→ Direction
Reproduce all the lines exactly as they stand, apart from the pictures.

== Extracted data

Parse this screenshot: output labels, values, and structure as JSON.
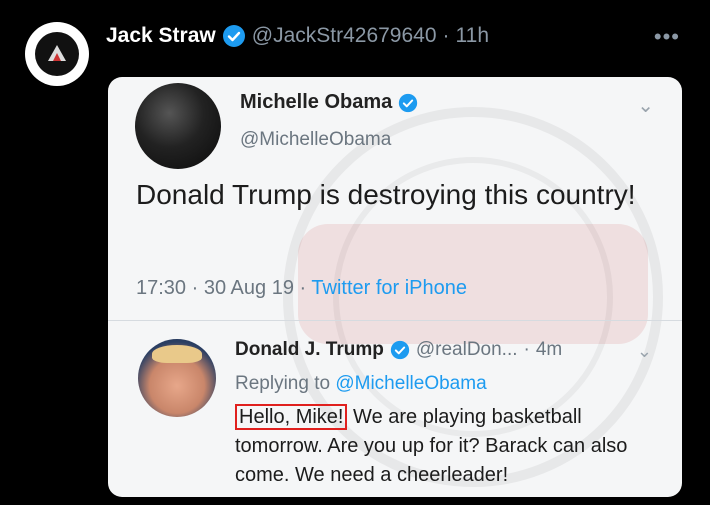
{
  "post": {
    "author_name": "Jack Straw",
    "handle": "@JackStr42679640",
    "separator": "·",
    "time": "11h",
    "more_icon": "more-dots-icon"
  },
  "embedded": {
    "original": {
      "name": "Michelle Obama",
      "handle": "@MichelleObama",
      "text": "Donald Trump is destroying this country!",
      "time": "17:30",
      "date": "30 Aug 19",
      "source": "Twitter for iPhone",
      "sep": "·"
    },
    "reply": {
      "name": "Donald J. Trump",
      "handle": "@realDon...",
      "time": "4m",
      "sep": "·",
      "replying_prefix": "Replying to",
      "replying_to": "@MichelleObama",
      "highlight": "Hello, Mike!",
      "text": "We are playing basketball tomorrow. Are you up for it? Barack can also come. We need a cheerleader!"
    }
  },
  "colors": {
    "background": "#000000",
    "card": "#f5f6f7",
    "verified": "#1d9bf0",
    "highlight_box": "#e0201e"
  }
}
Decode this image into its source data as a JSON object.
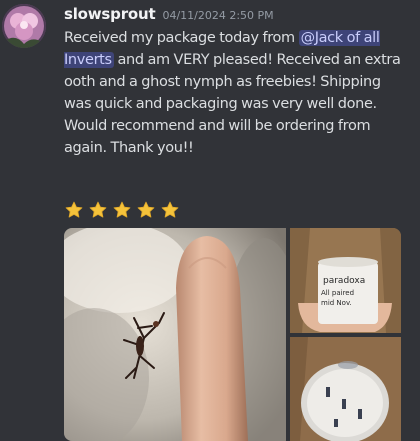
{
  "message": {
    "username": "slowsprout",
    "timestamp": "04/11/2024 2:50 PM",
    "text_before_mention": "Received my package today from ",
    "mention": "@Jack of all Inverts",
    "text_after_mention": " and am VERY pleased! Received an extra ooth and a ghost nymph as freebies! Shipping was quick and packaging was very well done. Would recommend and will be ordering from again. Thank you!!"
  },
  "reactions": {
    "count": 5,
    "icon": "star-icon",
    "color": "#f5c33b"
  },
  "attachments": {
    "label_line1": "paradoxa",
    "label_line2": "All paired",
    "label_line3": "mid Nov."
  },
  "colors": {
    "background": "#313338",
    "text": "#dbdee1",
    "username": "#f2f3f5",
    "timestamp": "#949ba4",
    "mention_bg": "#3c4270",
    "mention_text": "#c9cdfb"
  }
}
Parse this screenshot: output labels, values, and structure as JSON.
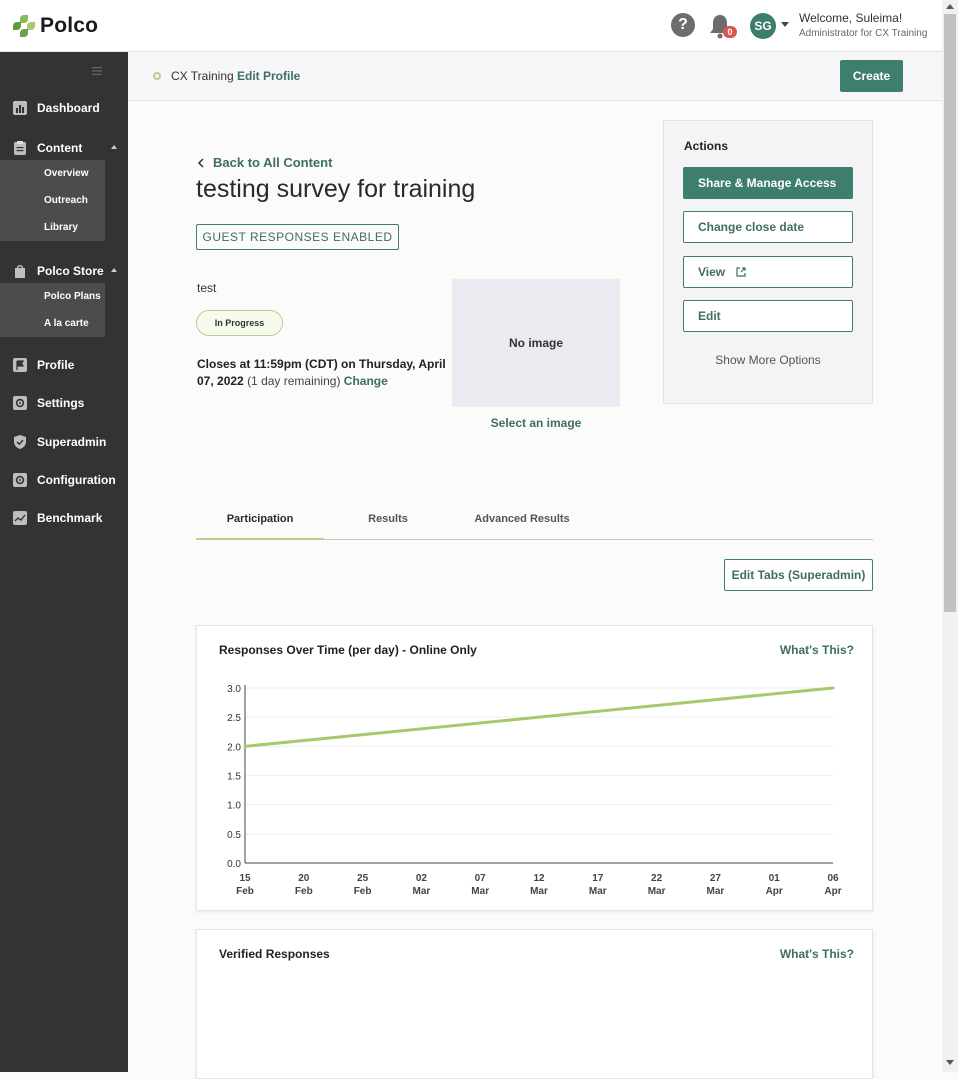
{
  "topbar": {
    "logo_text": "Polco",
    "help_glyph": "?",
    "notification_count": "0",
    "avatar_initials": "SG",
    "welcome": "Welcome, Suleima!",
    "role": "Administrator for CX Training",
    "icons": [
      "help-icon",
      "bell-icon",
      "chevron-down-icon"
    ]
  },
  "sidebar": {
    "items": [
      {
        "label": "Dashboard",
        "icon": "bar-chart-icon"
      },
      {
        "label": "Content",
        "icon": "clipboard-icon"
      },
      {
        "label": "Polco Store",
        "icon": "shopping-bag-icon"
      },
      {
        "label": "Profile",
        "icon": "flag-icon"
      },
      {
        "label": "Settings",
        "icon": "gear-icon"
      },
      {
        "label": "Superadmin",
        "icon": "shield-icon"
      },
      {
        "label": "Configuration",
        "icon": "gear-icon"
      },
      {
        "label": "Benchmark",
        "icon": "trend-icon"
      }
    ],
    "content_sub": [
      "Overview",
      "Outreach",
      "Library"
    ],
    "store_sub": [
      "Polco Plans",
      "A la carte"
    ]
  },
  "subheader": {
    "org_name": "CX Training",
    "edit_profile": "Edit Profile",
    "create_label": "Create"
  },
  "main": {
    "back_label": "Back to All Content",
    "title": "testing survey for training",
    "guest_badge": "GUEST RESPONSES ENABLED",
    "description": "test",
    "status": "In Progress",
    "closes_prefix": "Closes at 11:59pm (CDT) on Thursday, April 07, 2022",
    "remaining": "(1 day remaining)",
    "change_label": "Change",
    "no_image": "No image",
    "select_image": "Select an image"
  },
  "actions": {
    "title": "Actions",
    "share": "Share & Manage Access",
    "change_close": "Change close date",
    "view": "View",
    "edit": "Edit",
    "more": "Show More Options"
  },
  "tabs": [
    "Participation",
    "Results",
    "Advanced Results"
  ],
  "edit_tabs_label": "Edit Tabs (Superadmin)",
  "cards": {
    "responses_title": "Responses Over Time (per day) - Online Only",
    "verified_title": "Verified Responses",
    "whats_this": "What's This?"
  },
  "colors": {
    "primary": "#3e7e6c",
    "accent_green": "#a8c96b",
    "sidebar": "#333333"
  },
  "chart_data": {
    "type": "line",
    "title": "Responses Over Time (per day) - Online Only",
    "x": [
      "15 Feb",
      "20 Feb",
      "25 Feb",
      "02 Mar",
      "07 Mar",
      "12 Mar",
      "17 Mar",
      "22 Mar",
      "27 Mar",
      "01 Apr",
      "06 Apr"
    ],
    "x_ticks": [
      [
        "15",
        "Feb"
      ],
      [
        "20",
        "Feb"
      ],
      [
        "25",
        "Feb"
      ],
      [
        "02",
        "Mar"
      ],
      [
        "07",
        "Mar"
      ],
      [
        "12",
        "Mar"
      ],
      [
        "17",
        "Mar"
      ],
      [
        "22",
        "Mar"
      ],
      [
        "27",
        "Mar"
      ],
      [
        "01",
        "Apr"
      ],
      [
        "06",
        "Apr"
      ]
    ],
    "series": [
      {
        "x_start": "2022-02-15",
        "x_end": "2022-04-06",
        "y_start": 2.0,
        "y_end": 3.0
      }
    ],
    "y_ticks": [
      "0.0",
      "0.5",
      "1.0",
      "1.5",
      "2.0",
      "2.5",
      "3.0"
    ],
    "ylim": [
      0,
      3
    ],
    "grid": true
  }
}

====

→ Correct response
Parse this screenshot: output labels, values, and structure as JSON.
{
  "post": {
    "author_name": "Jack Straw",
    "handle": "@JackStr42679640",
    "separator": "·",
    "time": "11h",
    "more_icon": "more-dots-icon"
  },
  "embedded": {
    "original": {
      "name": "Michelle Obama",
      "handle": "@MichelleObama",
      "text": "Donald Trump is destroying this country!",
      "time": "17:30",
      "date": "30 Aug 19",
      "source": "Twitter for iPhone",
      "sep": "·"
    },
    "reply": {
      "name": "Donald J. Trump",
      "handle": "@realDon...",
      "time": "4m",
      "sep": "·",
      "replying_prefix": "Replying to",
      "replying_to": "@MichelleObama",
      "highlight": "Hello, Mike!",
      "text": "We are playing basketball tomorrow. Are you up for it? Barack can also come. We need a cheerleader!"
    }
  },
  "colors": {
    "background": "#000000",
    "card": "#f5f6f7",
    "verified": "#1d9bf0",
    "highlight_box": "#e0201e"
  }
}
Decode this image into its source data as a JSON object.
{
  "message": {
    "username": "slowsprout",
    "timestamp": "04/11/2024 2:50 PM",
    "text_before_mention": "Received my package today from ",
    "mention": "@Jack of all Inverts",
    "text_after_mention": " and am VERY pleased! Received an extra ooth and a ghost nymph as freebies! Shipping was quick and packaging was very well done. Would recommend and will be ordering from again. Thank you!!"
  },
  "reactions": {
    "count": 5,
    "icon": "star-icon",
    "color": "#f5c33b"
  },
  "attachments": {
    "label_line1": "paradoxa",
    "label_line2": "All paired",
    "label_line3": "mid Nov."
  },
  "colors": {
    "background": "#313338",
    "text": "#dbdee1",
    "username": "#f2f3f5",
    "timestamp": "#949ba4",
    "mention_bg": "#3c4270",
    "mention_text": "#c9cdfb"
  }
}
Parse this screenshot: output labels, values, and structure as JSON.
{
  "topbar": {
    "logo_text": "Polco",
    "help_glyph": "?",
    "notification_count": "0",
    "avatar_initials": "SG",
    "welcome": "Welcome, Suleima!",
    "role": "Administrator for CX Training",
    "icons": [
      "help-icon",
      "bell-icon",
      "chevron-down-icon"
    ]
  },
  "sidebar": {
    "items": [
      {
        "label": "Dashboard",
        "icon": "bar-chart-icon"
      },
      {
        "label": "Content",
        "icon": "clipboard-icon"
      },
      {
        "label": "Polco Store",
        "icon": "shopping-bag-icon"
      },
      {
        "label": "Profile",
        "icon": "flag-icon"
      },
      {
        "label": "Settings",
        "icon": "gear-icon"
      },
      {
        "label": "Superadmin",
        "icon": "shield-icon"
      },
      {
        "label": "Configuration",
        "icon": "gear-icon"
      },
      {
        "label": "Benchmark",
        "icon": "trend-icon"
      }
    ],
    "content_sub": [
      "Overview",
      "Outreach",
      "Library"
    ],
    "store_sub": [
      "Polco Plans",
      "A la carte"
    ]
  },
  "subheader": {
    "org_name": "CX Training",
    "edit_profile": "Edit Profile",
    "create_label": "Create"
  },
  "main": {
    "back_label": "Back to All Content",
    "title": "testing survey for training",
    "guest_badge": "GUEST RESPONSES ENABLED",
    "description": "test",
    "status": "In Progress",
    "closes_prefix": "Closes at 11:59pm (CDT) on Thursday, April 07, 2022",
    "remaining": "(1 day remaining)",
    "change_label": "Change",
    "no_image": "No image",
    "select_image": "Select an image"
  },
  "actions": {
    "title": "Actions",
    "share": "Share & Manage Access",
    "change_close": "Change close date",
    "view": "View",
    "edit": "Edit",
    "more": "Show More Options"
  },
  "tabs": [
    "Participation",
    "Results",
    "Advanced Results"
  ],
  "edit_tabs_label": "Edit Tabs (Superadmin)",
  "cards": {
    "responses_title": "Responses Over Time (per day) - Online Only",
    "verified_title": "Verified Responses",
    "whats_this": "What's This?"
  },
  "colors": {
    "primary": "#3e7e6c",
    "accent_green": "#a8c96b",
    "sidebar": "#333333"
  },
  "chart_data": {
    "type": "line",
    "title": "Responses Over Time (per day) - Online Only",
    "x": [
      "15 Feb",
      "20 Feb",
      "25 Feb",
      "02 Mar",
      "07 Mar",
      "12 Mar",
      "17 Mar",
      "22 Mar",
      "27 Mar",
      "01 Apr",
      "06 Apr"
    ],
    "x_ticks": [
      [
        "15",
        "Feb"
      ],
      [
        "20",
        "Feb"
      ],
      [
        "25",
        "Feb"
      ],
      [
        "02",
        "Mar"
      ],
      [
        "07",
        "Mar"
      ],
      [
        "12",
        "Mar"
      ],
      [
        "17",
        "Mar"
      ],
      [
        "22",
        "Mar"
      ],
      [
        "27",
        "Mar"
      ],
      [
        "01",
        "Apr"
      ],
      [
        "06",
        "Apr"
      ]
    ],
    "series": [
      {
        "x_start": "2022-02-15",
        "x_end": "2022-04-06",
        "y_start": 2.0,
        "y_end": 3.0
      }
    ],
    "y_ticks": [
      "0.0",
      "0.5",
      "1.0",
      "1.5",
      "2.0",
      "2.5",
      "3.0"
    ],
    "ylim": [
      0,
      3
    ],
    "grid": true
  }
}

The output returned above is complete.